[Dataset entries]

* * *

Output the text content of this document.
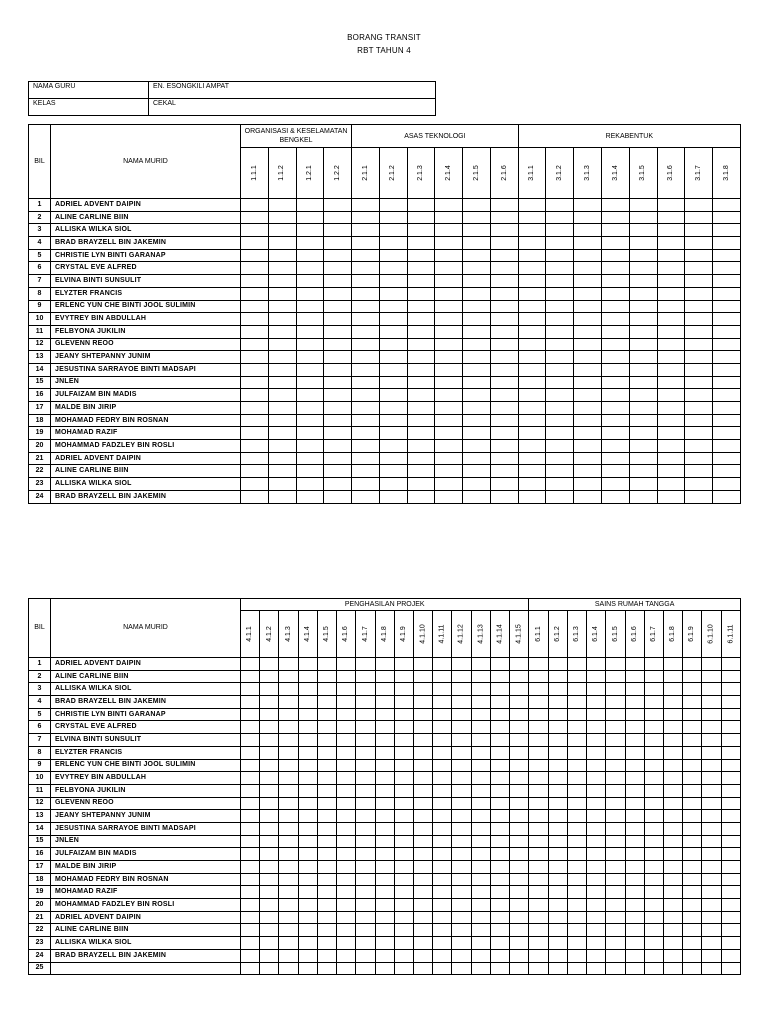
BORANG TRANSIT
RBT TAHUN 4
NAMA GURU	EN. ESONGKILI AMPAT
KELAS	CEKAL
BIL	NAMA MURID	ORGANISASI & KESELAMATAN BENGKEL				ASAS TEKNOLOGI						REKABENTUK							
		1.1.1	1.1.2	1.2.1	1.2.2	2.1.1	2.1.2	2.1.3	2.1.4	2.1.5	2.1.6	3.1.1	3.1.2	3.1.3	3.1.4	3.1.5	3.1.6	3.1.7	3.1.8
1	ADRIEL ADVENT DAIPIN																		
2	ALINE CARLINE BIIN																		
3	ALLISKA WILKA SIOL																		
4	BRAD BRAYZELL BIN JAKEMIN																		
5	CHRISTIE LYN BINTI GARANAP																		
6	CRYSTAL EVE ALFRED																		
7	ELVINA BINTI SUNSULIT																		
8	ELYZTER FRANCIS																		
9	ERLENC YUN CHE BINTI JOOL SULIMIN																		
10	EVYTREY BIN ABDULLAH																		
11	FELBYONA JUKILIN																		
12	GLEVENN REOO																		
13	JEANY SHTEPANNY JUNIM																		
14	JESUSTINA SARRAYOE BINTI MADSAPI																		
15	JNLEN																		
16	JULFAIZAM BIN MADIS																		
17	MALDE BIN JIRIP																		
18	MOHAMAD FEDRY BIN ROSNAN																		
19	MOHAMAD RAZIF																		
20	MOHAMMAD FADZLEY BIN ROSLI																		
21	ADRIEL ADVENT DAIPIN																		
22	ALINE CARLINE BIIN																		
23	ALLISKA WILKA SIOL																		
24	BRAD BRAYZELL BIN JAKEMIN																		
BIL	NAMA MURID	PENGHASILAN PROJEK															SAINS RUMAH TANGGA										
		4.1.1	4.1.2	4.1.3	4.1.4	4.1.5	4.1.6	4.1.7	4.1.8	4.1.9	4.1.10	4.1.11	4.1.12	4.1.13	4.1.14	4.1.15	6.1.1	6.1.2	6.1.3	6.1.4	6.1.5	6.1.6	6.1.7	6.1.8	6.1.9	6.1.10	6.1.11
1	ADRIEL ADVENT DAIPIN																										
2	ALINE CARLINE BIIN																										
3	ALLISKA WILKA SIOL																										
4	BRAD BRAYZELL BIN JAKEMIN																										
5	CHRISTIE LYN BINTI GARANAP																										
6	CRYSTAL EVE ALFRED																										
7	ELVINA BINTI SUNSULIT																										
8	ELYZTER FRANCIS																										
9	ERLENC YUN CHE BINTI JOOL SULIMIN																										
10	EVYTREY BIN ABDULLAH																										
11	FELBYONA JUKILIN																										
12	GLEVENN REOO																										
13	JEANY SHTEPANNY JUNIM																										
14	JESUSTINA SARRAYOE BINTI MADSAPI																										
15	JNLEN																										
16	JULFAIZAM BIN MADIS																										
17	MALDE BIN JIRIP																										
18	MOHAMAD FEDRY BIN ROSNAN																										
19	MOHAMAD RAZIF																										
20	MOHAMMAD FADZLEY BIN ROSLI																										
21	ADRIEL ADVENT DAIPIN																										
22	ALINE CARLINE BIIN																										
23	ALLISKA WILKA SIOL																										
24	BRAD BRAYZELL BIN JAKEMIN																										
25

* * *

EXERCISE DIRECTIONS =
Check every line of the material for the string "ADVENT" and give the number of lines that have it, without anything else.

THE RESPONSE =
4